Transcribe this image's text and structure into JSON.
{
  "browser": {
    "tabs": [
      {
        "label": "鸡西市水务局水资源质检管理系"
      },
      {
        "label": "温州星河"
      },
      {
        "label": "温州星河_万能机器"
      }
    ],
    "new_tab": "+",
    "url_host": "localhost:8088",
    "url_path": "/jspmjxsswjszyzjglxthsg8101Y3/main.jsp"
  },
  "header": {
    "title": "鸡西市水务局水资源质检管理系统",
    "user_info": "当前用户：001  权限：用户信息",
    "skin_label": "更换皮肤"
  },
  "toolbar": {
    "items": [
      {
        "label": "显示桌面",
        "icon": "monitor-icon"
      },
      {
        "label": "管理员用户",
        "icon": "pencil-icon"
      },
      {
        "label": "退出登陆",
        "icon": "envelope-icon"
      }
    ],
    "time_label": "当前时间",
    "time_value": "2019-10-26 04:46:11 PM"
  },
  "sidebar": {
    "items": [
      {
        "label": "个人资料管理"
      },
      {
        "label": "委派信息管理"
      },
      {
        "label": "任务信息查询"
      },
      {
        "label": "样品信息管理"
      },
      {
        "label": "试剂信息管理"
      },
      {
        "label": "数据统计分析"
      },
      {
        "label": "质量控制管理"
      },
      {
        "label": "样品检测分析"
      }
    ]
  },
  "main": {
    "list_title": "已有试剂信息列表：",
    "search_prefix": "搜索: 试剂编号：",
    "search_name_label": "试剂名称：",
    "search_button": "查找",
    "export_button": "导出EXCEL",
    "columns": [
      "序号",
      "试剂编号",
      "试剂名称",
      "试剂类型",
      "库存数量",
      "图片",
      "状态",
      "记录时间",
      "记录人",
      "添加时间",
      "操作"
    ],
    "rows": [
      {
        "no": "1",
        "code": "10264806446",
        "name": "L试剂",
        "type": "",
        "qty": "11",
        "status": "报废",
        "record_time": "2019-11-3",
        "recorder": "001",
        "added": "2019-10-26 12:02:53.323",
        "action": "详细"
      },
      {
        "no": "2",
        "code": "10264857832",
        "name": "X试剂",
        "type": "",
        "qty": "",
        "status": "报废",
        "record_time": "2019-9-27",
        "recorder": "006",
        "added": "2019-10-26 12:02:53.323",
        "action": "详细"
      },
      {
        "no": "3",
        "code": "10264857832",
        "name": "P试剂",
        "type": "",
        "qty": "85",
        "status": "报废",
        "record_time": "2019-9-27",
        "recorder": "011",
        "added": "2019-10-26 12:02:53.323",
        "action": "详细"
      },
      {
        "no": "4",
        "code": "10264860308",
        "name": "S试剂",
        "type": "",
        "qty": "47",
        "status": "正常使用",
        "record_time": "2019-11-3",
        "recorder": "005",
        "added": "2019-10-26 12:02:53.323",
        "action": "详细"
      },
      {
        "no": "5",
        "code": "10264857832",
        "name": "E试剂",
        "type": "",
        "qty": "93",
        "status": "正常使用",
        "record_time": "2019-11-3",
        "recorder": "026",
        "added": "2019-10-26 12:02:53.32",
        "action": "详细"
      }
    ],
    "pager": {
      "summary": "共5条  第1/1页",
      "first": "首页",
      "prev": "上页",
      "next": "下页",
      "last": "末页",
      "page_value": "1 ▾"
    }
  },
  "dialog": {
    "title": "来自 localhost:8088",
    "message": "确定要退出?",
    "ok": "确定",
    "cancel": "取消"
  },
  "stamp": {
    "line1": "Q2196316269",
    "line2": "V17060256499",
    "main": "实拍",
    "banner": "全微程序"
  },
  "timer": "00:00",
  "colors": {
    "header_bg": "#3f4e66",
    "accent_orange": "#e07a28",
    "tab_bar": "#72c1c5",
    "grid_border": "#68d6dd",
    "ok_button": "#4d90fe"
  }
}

> **Aim of the task**:
Of the lines in the material, how many hold the word "main"? Reply with the number only.

> **Solution below**:
3